(EXERCISE GOAL)
Identify all lines below that hold "eingetreten" and collect them.

(TASK INPUTS)
============================================================

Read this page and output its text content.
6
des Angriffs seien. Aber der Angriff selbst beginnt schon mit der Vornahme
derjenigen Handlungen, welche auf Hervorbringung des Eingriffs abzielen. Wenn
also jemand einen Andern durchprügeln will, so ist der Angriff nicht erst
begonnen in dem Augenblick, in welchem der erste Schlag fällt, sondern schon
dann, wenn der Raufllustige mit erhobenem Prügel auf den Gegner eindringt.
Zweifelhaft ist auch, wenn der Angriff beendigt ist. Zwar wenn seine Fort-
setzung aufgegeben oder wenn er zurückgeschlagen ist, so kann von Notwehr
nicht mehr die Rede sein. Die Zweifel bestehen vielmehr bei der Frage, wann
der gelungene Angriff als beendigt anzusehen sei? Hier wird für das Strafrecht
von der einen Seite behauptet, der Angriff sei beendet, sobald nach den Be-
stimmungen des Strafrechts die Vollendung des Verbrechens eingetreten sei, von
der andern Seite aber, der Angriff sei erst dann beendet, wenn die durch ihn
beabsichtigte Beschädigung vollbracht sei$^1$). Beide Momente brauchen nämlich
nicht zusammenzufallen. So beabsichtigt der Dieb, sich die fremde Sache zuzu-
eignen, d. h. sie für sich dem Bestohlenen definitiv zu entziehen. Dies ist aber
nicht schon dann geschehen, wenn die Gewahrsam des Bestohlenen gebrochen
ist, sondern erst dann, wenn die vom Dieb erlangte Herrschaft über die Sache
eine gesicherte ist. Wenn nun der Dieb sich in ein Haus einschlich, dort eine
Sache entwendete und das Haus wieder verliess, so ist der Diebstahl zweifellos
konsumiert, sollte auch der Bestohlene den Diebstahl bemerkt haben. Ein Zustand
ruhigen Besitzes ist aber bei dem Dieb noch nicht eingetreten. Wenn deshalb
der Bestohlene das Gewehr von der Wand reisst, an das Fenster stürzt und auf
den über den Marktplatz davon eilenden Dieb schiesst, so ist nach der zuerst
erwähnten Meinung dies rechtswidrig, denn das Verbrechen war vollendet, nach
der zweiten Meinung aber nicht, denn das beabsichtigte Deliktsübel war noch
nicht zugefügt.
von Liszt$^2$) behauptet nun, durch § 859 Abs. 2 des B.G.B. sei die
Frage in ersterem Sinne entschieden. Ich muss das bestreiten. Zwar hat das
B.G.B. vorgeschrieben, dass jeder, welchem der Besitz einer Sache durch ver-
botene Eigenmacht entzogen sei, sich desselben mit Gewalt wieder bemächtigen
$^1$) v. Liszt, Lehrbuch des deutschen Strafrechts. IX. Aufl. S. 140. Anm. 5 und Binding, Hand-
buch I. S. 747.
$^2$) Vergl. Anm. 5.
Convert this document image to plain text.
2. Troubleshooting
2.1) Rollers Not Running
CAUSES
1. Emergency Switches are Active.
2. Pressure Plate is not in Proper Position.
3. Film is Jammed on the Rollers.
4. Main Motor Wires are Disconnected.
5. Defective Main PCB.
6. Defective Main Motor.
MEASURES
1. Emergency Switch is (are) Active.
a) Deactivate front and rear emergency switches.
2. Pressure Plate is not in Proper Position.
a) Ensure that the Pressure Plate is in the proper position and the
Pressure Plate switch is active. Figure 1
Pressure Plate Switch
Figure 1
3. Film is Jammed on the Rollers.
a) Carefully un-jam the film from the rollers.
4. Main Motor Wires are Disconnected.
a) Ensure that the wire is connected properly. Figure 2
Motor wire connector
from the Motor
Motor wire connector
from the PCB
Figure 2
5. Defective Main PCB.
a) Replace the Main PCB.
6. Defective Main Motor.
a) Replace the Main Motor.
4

============================================================

(EXERCISE ANSWER)
stimmungen des Strafrechts die Vollendung des Verbrechens eingetreten sei, von
ruhigen Besitzes ist aber bei dem Dieb noch nicht eingetreten. Wenn deshalb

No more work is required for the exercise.